**Short problem a**
Starting with the first line of the entries, copy them out again unchanged, stopping after the line that contains "left-tick-label: 6,000: [40, 218, 88, 239]".

Parents and educators seeking to bully-proof their child and school will welcome this latest scenario from Roche (Little Pig Is Capable, 2002, etc.) depicting a child’s real-life problem and well-resolved conclusion. Second-grader Mim is comfortable and confident in her petite body as she is not only first in her class line-up, but in her mental outlook. That is until her class has gym simultaneously with the third graders and she meets June, oversized for her age, who uses her largess to intimidate Mim, literally bullying her way through every encounter. Expecting to be first in the joint class line-up, June is infuriated when she must line up after the second graders, vowing retaliation against Mim. Each day brings misery to poor Mim as June cuts in line grabbing the last grilled-cheese sandwich at lunch, threatens her privacy in the bathroom, and generally is the cause of Mim’s newfound anxiety. Through it all, Mim is encouraged by her mother, who suggests a peace offering of a cupcake, and her classmates, who rally round by singing a chant of support, all making June “ripping mad.” Finally, the end of the week brings Gym Olympics and both Mim and June inadvertently are the only two left after everyone pairs off in teams. Not wanting to miss out on the final event, both June and Mim discover each other’s strength and weakness, work together to finish the competition, come in “first” as a team, and proudly lead the class line-up wearing their winning medals. Roche’s colorful childlike gouache paintings of feline characters display a traditional, familiar home and school life as she adds detail to her scenes through body and facial movements. This is a well-crafted and believable story sure to relate to any school child facing her own concerns by creating her own solutions. (Picture book. 5-8)

**Material shown**
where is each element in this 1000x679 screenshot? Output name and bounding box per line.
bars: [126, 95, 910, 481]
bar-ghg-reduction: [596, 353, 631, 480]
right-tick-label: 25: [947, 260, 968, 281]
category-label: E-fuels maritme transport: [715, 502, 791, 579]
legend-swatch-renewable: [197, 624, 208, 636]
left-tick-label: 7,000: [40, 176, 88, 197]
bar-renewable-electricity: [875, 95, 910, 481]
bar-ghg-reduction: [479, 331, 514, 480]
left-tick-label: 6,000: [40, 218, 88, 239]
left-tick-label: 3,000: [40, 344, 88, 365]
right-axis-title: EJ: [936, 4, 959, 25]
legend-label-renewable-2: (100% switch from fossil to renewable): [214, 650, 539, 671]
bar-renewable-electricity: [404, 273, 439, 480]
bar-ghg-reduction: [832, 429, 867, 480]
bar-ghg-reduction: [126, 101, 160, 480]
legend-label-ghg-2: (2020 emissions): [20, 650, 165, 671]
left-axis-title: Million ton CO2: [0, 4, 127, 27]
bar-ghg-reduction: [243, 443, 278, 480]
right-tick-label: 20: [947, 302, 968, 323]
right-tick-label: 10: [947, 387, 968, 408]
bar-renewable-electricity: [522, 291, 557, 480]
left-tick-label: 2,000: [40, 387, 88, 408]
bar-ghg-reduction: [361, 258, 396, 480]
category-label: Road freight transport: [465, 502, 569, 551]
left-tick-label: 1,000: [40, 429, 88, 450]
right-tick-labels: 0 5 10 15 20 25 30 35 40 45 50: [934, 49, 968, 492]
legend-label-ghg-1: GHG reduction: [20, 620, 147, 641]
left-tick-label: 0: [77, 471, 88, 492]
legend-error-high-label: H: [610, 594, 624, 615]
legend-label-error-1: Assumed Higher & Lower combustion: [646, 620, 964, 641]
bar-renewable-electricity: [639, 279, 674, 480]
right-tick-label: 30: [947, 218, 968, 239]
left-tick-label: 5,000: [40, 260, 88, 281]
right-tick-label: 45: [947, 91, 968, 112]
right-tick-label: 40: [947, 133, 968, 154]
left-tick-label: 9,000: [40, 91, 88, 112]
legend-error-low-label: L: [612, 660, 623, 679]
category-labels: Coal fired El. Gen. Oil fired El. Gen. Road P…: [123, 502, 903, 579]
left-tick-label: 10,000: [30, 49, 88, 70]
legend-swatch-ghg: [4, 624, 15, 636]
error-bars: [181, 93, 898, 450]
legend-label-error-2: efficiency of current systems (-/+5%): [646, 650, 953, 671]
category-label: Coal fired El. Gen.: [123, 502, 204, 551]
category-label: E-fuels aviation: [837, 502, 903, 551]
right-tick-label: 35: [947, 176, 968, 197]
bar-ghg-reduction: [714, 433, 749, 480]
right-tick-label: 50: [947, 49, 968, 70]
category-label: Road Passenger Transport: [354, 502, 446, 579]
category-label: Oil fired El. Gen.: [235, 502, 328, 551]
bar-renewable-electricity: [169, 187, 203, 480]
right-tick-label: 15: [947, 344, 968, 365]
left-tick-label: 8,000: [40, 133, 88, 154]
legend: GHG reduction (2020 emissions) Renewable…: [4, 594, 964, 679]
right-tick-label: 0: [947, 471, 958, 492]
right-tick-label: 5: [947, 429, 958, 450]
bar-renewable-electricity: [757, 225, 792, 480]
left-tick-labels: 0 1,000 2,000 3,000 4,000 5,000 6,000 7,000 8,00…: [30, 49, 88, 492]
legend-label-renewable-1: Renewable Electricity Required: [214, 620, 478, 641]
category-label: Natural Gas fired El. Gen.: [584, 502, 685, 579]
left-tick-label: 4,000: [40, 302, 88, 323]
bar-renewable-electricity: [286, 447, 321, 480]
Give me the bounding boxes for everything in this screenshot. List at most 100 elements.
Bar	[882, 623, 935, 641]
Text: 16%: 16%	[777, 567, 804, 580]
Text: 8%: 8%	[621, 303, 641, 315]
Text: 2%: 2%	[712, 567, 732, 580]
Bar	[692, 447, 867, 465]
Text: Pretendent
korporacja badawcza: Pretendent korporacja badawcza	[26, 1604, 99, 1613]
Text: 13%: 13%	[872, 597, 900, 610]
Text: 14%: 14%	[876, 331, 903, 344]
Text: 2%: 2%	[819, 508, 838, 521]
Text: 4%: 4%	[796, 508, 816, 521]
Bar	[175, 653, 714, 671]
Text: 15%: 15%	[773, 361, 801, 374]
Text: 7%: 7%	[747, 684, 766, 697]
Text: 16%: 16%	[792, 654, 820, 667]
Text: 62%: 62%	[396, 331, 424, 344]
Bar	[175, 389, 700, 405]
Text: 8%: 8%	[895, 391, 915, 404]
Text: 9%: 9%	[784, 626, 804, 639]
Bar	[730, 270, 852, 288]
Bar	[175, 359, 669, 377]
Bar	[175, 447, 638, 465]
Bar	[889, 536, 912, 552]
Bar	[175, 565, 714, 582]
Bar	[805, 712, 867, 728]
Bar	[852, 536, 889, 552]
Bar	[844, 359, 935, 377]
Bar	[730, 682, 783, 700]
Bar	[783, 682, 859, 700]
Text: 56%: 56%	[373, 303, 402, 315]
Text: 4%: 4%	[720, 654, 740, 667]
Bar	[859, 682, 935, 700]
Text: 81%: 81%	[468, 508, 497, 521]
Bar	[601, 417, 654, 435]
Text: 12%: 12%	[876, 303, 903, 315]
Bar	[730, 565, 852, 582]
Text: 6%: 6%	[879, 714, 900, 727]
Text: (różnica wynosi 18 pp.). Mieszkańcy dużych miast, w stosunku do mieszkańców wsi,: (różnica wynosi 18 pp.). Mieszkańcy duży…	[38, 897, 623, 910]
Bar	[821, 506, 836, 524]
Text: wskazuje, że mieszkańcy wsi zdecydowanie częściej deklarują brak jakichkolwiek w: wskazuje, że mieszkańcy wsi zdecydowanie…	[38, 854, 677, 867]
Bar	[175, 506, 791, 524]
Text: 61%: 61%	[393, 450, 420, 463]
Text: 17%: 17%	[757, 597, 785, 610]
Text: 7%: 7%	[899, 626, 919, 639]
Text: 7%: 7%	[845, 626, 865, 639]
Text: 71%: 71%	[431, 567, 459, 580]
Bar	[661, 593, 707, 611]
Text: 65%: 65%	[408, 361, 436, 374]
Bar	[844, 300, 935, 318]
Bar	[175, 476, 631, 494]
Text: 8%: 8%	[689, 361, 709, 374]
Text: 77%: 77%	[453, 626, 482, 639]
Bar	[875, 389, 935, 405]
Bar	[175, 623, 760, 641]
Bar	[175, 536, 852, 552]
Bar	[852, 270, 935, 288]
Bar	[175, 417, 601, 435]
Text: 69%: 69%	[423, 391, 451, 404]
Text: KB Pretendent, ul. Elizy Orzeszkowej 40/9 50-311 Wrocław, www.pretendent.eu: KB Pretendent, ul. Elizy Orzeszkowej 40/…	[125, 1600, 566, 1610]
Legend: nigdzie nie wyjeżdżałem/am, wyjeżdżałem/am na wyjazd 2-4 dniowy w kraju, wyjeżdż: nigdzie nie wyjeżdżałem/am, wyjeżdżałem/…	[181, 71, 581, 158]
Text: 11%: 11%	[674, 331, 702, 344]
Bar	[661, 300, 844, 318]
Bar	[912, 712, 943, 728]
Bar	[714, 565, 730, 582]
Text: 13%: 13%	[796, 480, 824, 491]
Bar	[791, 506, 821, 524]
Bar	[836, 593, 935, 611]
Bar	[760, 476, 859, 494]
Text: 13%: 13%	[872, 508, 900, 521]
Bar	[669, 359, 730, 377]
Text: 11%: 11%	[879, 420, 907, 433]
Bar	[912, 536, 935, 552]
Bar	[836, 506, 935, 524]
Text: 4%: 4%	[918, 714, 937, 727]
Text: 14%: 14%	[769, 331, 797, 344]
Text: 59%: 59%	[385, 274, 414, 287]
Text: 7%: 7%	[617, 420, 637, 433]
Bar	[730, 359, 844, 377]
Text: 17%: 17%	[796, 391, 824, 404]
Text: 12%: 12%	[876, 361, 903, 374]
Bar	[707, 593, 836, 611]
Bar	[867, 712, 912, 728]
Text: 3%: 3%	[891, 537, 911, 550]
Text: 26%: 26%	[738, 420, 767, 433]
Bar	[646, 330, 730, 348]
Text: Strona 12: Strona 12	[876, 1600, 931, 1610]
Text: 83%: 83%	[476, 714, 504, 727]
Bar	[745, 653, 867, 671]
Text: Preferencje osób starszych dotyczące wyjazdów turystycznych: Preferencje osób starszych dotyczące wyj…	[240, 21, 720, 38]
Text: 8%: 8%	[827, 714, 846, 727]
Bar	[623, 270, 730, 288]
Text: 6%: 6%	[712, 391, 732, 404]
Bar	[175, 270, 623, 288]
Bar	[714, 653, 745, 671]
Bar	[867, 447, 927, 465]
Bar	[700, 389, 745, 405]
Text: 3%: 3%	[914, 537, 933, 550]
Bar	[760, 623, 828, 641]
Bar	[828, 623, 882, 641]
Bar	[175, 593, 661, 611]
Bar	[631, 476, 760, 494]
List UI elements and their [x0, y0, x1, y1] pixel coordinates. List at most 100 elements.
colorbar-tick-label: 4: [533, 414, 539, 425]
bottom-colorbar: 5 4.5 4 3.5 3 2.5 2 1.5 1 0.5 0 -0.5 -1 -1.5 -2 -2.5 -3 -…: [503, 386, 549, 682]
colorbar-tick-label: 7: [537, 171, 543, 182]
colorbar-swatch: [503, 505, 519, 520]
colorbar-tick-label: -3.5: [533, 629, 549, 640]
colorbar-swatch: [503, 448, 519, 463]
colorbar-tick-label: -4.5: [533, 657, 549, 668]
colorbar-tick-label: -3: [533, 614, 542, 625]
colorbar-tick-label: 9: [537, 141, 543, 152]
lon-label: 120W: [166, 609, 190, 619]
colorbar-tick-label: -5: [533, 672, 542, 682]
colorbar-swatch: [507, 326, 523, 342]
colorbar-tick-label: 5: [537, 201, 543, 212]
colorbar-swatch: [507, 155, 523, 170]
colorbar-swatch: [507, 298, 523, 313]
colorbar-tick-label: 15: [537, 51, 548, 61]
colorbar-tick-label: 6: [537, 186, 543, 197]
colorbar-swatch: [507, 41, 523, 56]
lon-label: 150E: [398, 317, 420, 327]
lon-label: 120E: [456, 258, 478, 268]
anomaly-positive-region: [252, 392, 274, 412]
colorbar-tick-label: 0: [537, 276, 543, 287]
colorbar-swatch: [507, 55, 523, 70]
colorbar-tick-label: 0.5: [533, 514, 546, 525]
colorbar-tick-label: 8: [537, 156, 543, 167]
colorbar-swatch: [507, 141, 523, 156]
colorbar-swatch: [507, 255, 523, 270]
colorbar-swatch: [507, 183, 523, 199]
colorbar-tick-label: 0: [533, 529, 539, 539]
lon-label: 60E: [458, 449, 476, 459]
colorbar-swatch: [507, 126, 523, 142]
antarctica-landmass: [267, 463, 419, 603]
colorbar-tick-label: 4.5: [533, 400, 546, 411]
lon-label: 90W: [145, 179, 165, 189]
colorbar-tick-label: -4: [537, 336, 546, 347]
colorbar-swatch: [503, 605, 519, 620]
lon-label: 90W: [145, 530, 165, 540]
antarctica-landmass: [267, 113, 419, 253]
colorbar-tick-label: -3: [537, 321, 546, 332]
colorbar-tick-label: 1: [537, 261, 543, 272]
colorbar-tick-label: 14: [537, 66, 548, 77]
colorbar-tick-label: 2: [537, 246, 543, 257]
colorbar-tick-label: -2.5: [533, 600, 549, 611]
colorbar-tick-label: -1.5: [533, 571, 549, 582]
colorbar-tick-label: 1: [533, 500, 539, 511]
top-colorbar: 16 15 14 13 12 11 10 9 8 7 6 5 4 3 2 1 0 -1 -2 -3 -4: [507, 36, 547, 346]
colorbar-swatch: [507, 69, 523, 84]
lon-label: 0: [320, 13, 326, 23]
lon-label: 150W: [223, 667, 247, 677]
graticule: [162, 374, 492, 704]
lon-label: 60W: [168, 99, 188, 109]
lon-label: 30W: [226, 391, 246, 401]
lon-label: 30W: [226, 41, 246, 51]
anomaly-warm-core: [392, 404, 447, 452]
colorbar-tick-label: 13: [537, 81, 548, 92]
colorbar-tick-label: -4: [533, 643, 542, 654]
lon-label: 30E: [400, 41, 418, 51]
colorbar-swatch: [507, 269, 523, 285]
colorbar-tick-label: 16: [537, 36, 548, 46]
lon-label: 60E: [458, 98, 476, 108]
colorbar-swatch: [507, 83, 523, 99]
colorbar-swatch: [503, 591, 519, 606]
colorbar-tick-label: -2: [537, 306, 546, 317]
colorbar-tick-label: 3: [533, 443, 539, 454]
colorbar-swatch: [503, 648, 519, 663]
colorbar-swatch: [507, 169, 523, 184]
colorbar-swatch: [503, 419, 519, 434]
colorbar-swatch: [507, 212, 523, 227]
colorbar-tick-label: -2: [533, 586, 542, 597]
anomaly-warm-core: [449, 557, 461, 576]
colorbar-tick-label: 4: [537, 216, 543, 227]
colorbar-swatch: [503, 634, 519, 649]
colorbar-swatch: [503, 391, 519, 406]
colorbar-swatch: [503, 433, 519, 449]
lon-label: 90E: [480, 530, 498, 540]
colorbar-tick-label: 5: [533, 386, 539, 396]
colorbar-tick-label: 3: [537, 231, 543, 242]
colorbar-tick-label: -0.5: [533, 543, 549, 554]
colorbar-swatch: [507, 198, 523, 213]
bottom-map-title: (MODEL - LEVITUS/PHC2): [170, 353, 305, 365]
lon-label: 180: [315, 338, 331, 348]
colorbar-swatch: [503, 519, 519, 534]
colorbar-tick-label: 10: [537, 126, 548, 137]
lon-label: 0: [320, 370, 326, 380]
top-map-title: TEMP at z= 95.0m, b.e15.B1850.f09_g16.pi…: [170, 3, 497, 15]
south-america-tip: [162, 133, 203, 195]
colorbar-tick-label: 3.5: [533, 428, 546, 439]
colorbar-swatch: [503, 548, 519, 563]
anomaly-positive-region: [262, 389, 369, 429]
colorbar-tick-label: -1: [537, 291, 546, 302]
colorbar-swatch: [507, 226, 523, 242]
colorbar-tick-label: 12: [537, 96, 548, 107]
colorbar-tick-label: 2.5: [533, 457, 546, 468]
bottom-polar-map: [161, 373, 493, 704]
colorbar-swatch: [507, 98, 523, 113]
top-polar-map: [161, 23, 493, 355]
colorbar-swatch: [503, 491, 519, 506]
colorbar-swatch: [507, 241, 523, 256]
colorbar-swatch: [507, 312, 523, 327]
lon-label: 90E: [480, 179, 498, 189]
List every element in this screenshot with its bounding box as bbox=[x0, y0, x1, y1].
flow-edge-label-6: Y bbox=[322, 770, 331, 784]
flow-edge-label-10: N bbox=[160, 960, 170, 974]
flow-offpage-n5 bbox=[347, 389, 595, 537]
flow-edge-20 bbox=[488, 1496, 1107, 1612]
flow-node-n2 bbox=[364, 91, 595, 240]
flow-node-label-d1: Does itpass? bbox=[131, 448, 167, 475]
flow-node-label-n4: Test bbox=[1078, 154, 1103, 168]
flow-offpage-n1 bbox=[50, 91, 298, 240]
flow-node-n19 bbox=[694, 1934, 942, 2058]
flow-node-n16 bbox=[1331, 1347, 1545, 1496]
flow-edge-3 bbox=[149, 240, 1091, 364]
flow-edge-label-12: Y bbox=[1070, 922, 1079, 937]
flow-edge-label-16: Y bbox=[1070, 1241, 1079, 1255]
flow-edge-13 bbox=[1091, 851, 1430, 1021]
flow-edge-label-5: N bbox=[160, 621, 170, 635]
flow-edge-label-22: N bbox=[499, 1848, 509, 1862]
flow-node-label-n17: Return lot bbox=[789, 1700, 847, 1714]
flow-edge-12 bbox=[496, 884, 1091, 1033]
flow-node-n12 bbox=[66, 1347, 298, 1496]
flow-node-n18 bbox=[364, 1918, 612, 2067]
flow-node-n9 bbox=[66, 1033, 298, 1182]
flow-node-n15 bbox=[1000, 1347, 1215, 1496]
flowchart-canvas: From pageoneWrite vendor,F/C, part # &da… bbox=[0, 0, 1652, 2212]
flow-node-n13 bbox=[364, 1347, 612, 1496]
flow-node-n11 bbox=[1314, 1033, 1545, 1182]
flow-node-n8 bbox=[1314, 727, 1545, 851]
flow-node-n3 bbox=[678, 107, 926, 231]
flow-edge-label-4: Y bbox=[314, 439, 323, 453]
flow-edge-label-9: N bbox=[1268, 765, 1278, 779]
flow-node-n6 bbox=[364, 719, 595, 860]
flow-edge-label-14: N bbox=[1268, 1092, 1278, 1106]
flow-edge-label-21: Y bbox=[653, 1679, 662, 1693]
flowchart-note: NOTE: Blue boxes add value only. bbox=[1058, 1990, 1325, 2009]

**Short problem b**
For the review of the picture book, say yes or no to each statement and quote the words that decide it: (i) Mim's mother suggests offering June a cupcake. (ii) Mim is a third-grader. (iii) The book's paintings are done in watercolor.

**Final answer a**
where is each element in this 1000x679 screenshot? Output name and bounding box per line.
bars: [126, 95, 910, 481]
bar-ghg-reduction: [596, 353, 631, 480]
right-tick-label: 25: [947, 260, 968, 281]
category-label: E-fuels maritme transport: [715, 502, 791, 579]
legend-swatch-renewable: [197, 624, 208, 636]
left-tick-label: 7,000: [40, 176, 88, 197]
bar-renewable-electricity: [875, 95, 910, 481]
bar-ghg-reduction: [479, 331, 514, 480]
left-tick-label: 6,000: [40, 218, 88, 239]

**Final answer b**
(i) Yes: "her mother, who suggests a peace offering of a cupcake"
(ii) No: "Second-grader Mim"
(iii) No: "Roche’s colorful childlike gouache paintings"